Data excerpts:
⁂
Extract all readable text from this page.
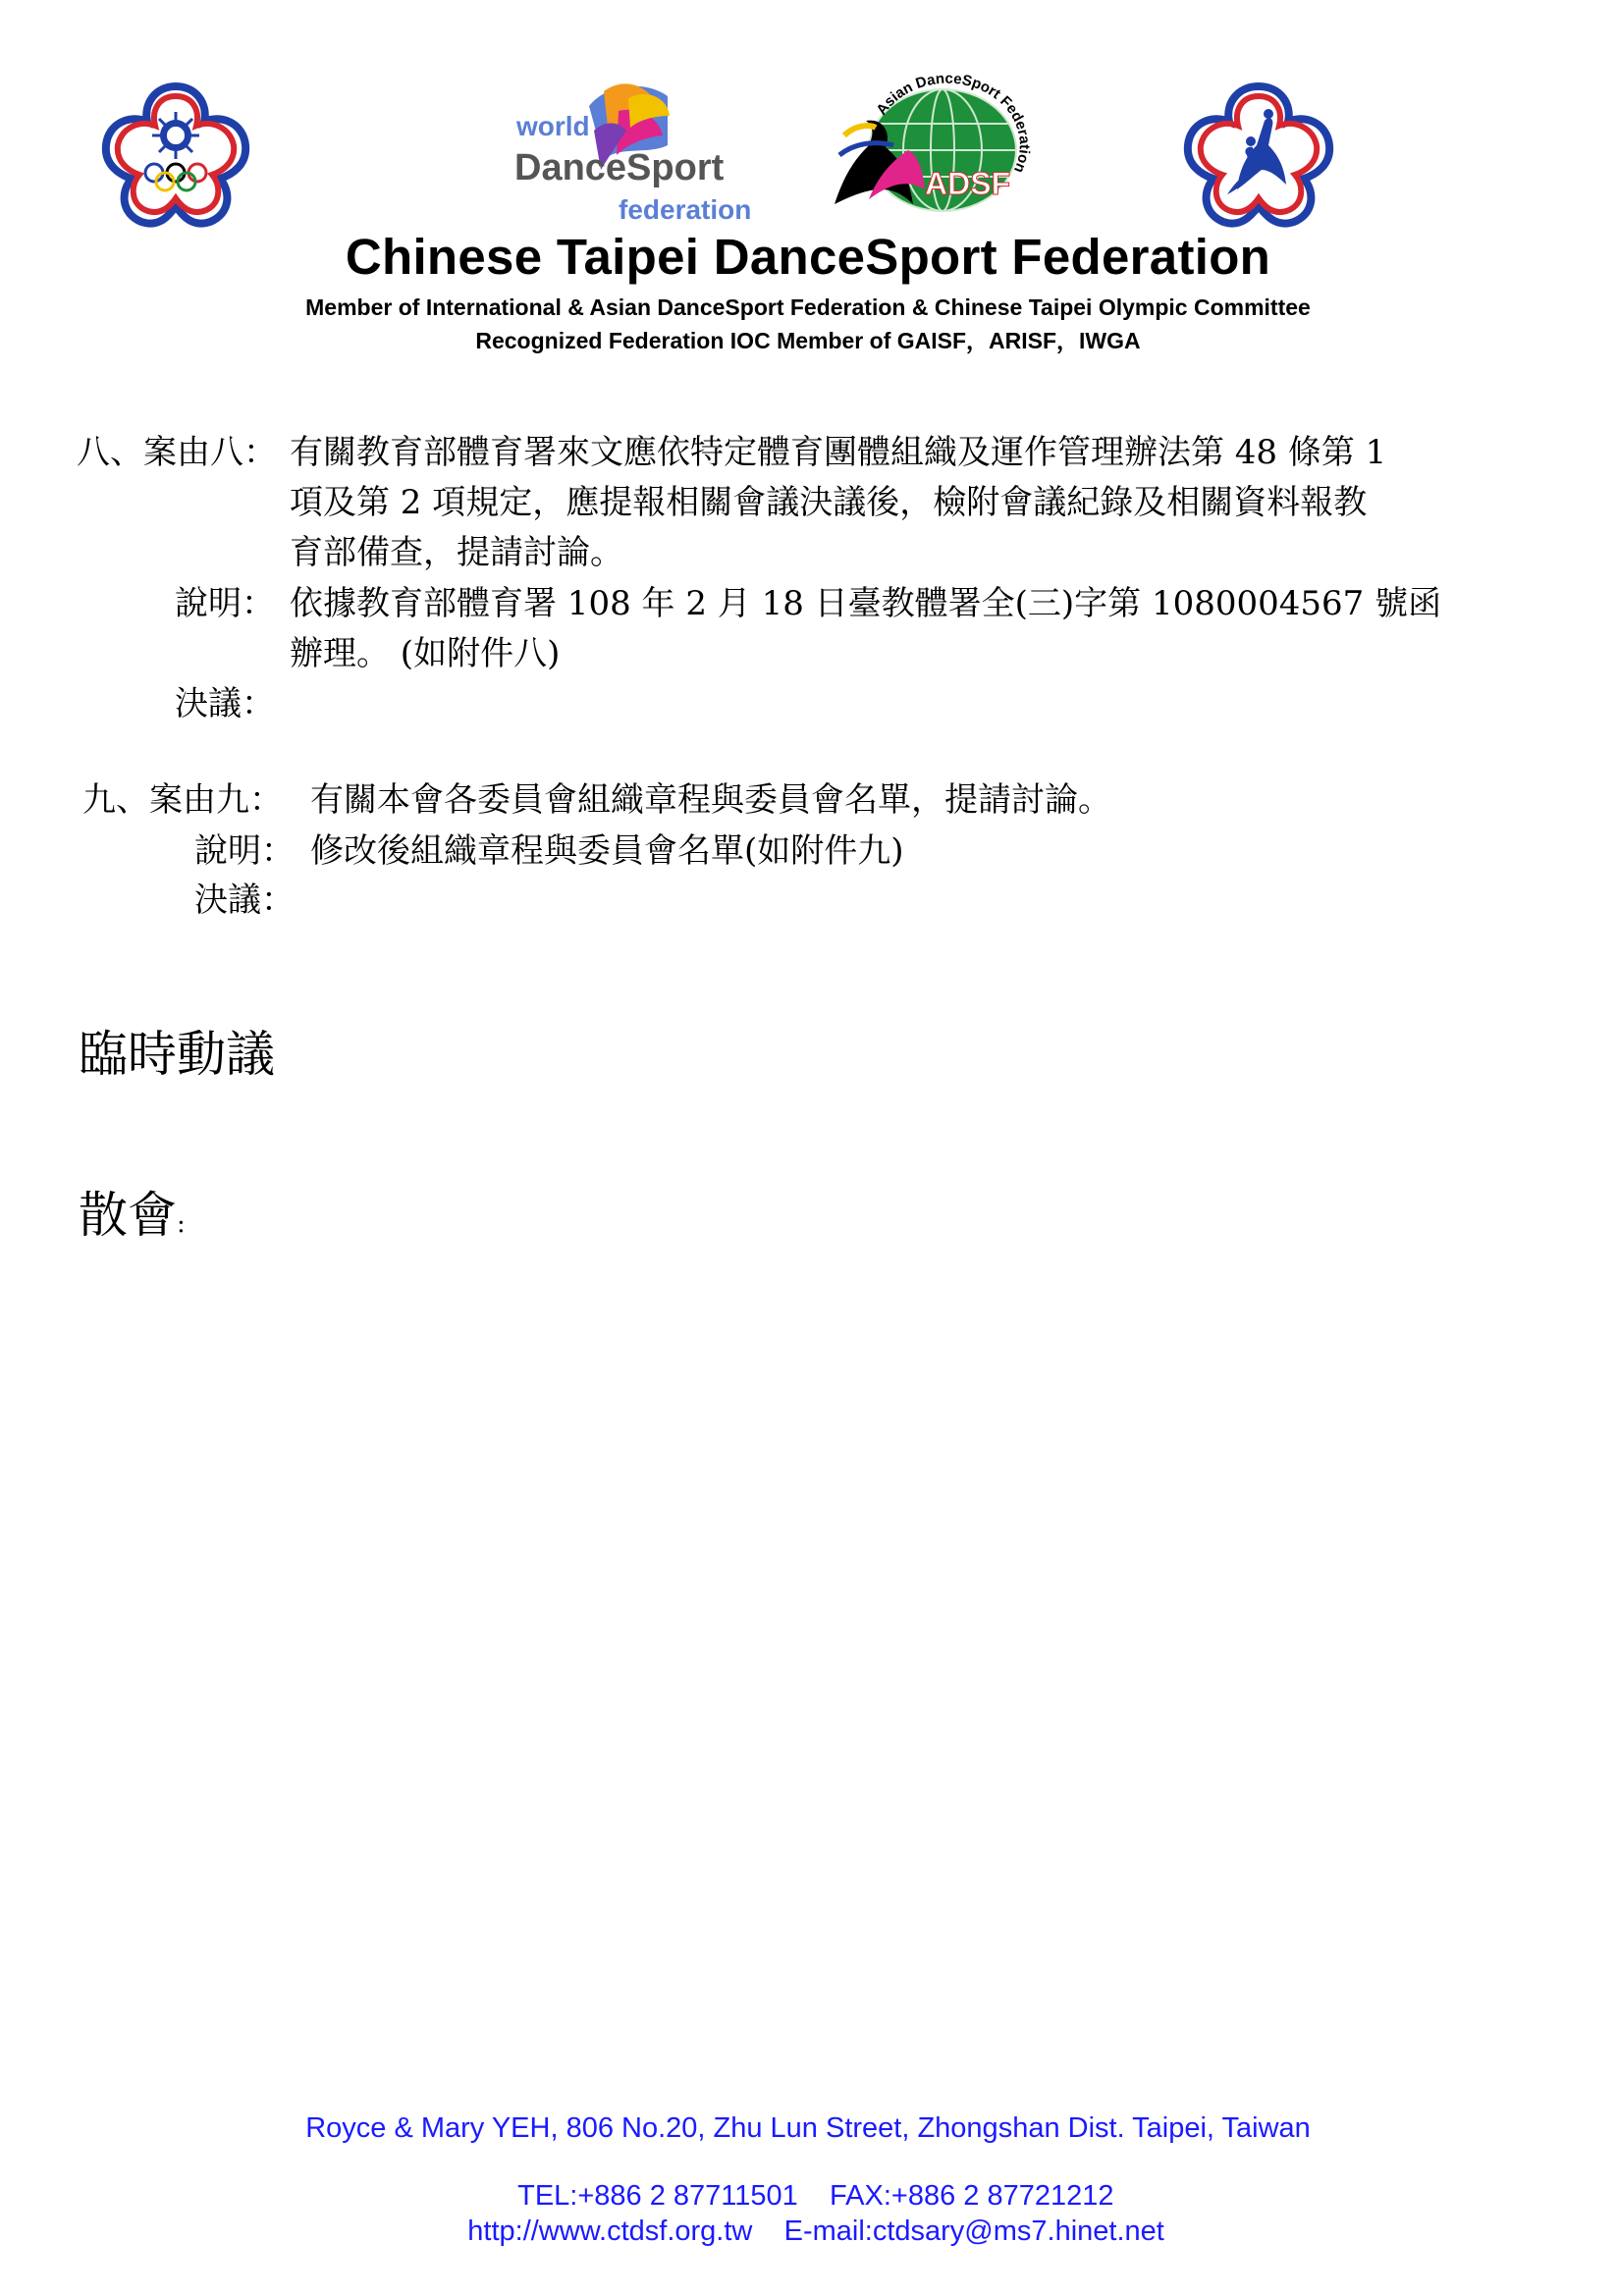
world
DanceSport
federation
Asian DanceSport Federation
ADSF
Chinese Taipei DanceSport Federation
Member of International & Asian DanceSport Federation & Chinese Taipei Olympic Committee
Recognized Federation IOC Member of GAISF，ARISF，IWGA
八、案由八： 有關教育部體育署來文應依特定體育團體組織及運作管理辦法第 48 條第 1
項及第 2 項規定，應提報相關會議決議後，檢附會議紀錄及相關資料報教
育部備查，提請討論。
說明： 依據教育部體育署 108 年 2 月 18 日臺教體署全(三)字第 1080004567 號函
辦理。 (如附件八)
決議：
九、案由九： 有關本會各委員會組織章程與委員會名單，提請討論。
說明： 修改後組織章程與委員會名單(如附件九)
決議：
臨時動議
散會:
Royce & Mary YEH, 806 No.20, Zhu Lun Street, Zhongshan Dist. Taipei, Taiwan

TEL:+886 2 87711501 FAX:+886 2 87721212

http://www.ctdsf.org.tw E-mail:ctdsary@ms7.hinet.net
⁂
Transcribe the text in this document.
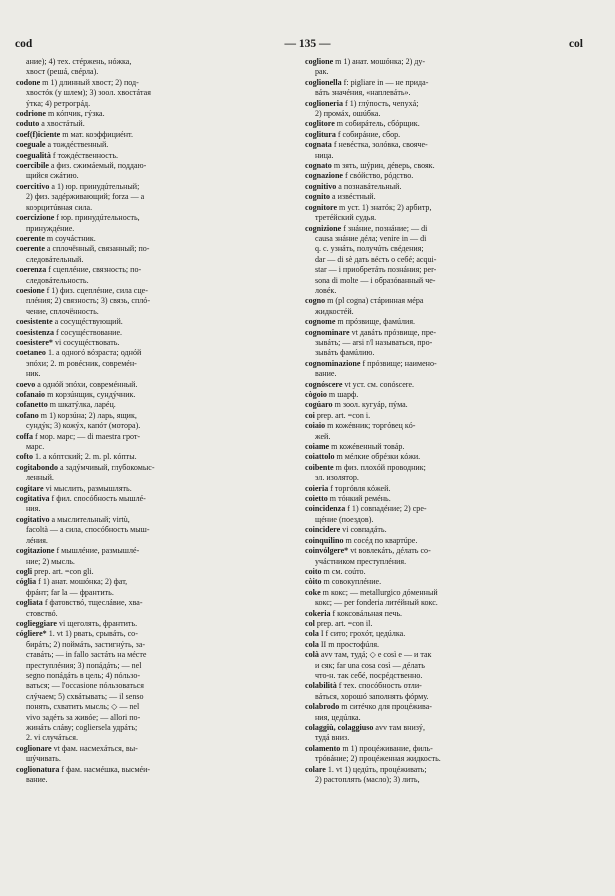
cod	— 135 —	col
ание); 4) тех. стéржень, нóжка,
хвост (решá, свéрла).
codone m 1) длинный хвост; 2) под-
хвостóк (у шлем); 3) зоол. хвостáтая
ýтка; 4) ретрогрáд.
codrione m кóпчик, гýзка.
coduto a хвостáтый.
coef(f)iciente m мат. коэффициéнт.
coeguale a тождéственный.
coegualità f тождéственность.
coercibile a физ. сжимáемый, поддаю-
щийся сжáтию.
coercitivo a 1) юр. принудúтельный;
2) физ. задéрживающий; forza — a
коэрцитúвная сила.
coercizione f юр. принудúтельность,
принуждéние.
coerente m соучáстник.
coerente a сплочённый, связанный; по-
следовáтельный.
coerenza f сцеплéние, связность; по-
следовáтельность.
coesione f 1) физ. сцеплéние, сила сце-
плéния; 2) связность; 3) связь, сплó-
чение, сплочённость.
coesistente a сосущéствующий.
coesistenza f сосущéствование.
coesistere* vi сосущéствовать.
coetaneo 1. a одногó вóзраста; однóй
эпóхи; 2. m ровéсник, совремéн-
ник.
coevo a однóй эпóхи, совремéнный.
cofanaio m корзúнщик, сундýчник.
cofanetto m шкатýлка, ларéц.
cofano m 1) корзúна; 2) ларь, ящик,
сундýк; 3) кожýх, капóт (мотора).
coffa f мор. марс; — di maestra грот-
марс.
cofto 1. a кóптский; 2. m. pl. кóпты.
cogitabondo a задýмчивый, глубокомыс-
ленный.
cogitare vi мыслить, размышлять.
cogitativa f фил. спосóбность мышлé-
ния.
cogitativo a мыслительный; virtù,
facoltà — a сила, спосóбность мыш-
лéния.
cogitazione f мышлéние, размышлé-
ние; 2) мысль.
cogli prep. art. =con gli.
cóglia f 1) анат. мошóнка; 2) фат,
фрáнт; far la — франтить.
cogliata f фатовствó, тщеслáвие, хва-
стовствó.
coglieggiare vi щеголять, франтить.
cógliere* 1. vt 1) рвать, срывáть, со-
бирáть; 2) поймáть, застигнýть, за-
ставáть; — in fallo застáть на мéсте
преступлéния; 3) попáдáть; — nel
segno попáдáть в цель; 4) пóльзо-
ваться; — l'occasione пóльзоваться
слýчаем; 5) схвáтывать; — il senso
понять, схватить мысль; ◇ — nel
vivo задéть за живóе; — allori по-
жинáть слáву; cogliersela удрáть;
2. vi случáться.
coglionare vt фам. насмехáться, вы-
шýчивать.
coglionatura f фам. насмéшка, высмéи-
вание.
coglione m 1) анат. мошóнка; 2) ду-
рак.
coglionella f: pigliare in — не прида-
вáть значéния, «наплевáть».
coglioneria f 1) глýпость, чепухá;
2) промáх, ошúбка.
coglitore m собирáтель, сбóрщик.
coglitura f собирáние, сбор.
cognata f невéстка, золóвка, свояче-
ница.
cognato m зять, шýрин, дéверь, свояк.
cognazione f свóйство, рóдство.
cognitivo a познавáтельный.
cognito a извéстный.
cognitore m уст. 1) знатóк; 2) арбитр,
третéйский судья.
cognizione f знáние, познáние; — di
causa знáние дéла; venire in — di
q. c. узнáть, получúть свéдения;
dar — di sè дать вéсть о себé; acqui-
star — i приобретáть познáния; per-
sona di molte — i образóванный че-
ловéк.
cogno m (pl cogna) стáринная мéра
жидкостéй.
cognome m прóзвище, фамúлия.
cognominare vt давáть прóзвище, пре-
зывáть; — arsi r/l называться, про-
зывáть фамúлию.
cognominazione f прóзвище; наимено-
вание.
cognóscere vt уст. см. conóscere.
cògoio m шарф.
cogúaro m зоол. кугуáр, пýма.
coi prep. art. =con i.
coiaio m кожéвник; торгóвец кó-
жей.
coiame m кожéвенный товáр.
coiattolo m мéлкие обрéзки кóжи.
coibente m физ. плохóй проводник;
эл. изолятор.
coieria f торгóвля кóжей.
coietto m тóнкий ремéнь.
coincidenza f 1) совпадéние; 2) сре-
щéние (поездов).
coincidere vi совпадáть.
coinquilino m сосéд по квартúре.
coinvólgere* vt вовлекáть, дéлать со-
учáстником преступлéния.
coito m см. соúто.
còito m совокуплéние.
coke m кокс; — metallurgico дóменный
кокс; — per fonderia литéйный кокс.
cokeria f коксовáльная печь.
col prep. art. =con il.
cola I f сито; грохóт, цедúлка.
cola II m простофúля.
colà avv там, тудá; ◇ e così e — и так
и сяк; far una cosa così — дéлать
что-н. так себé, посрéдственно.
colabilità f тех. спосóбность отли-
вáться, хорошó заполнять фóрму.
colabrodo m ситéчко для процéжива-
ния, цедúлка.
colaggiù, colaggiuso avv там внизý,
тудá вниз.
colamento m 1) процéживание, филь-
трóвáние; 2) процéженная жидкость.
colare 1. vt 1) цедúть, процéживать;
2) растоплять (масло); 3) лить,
⁂
Determine how many lines above contain "спосóбность" as a word or string. Give the number alone.

3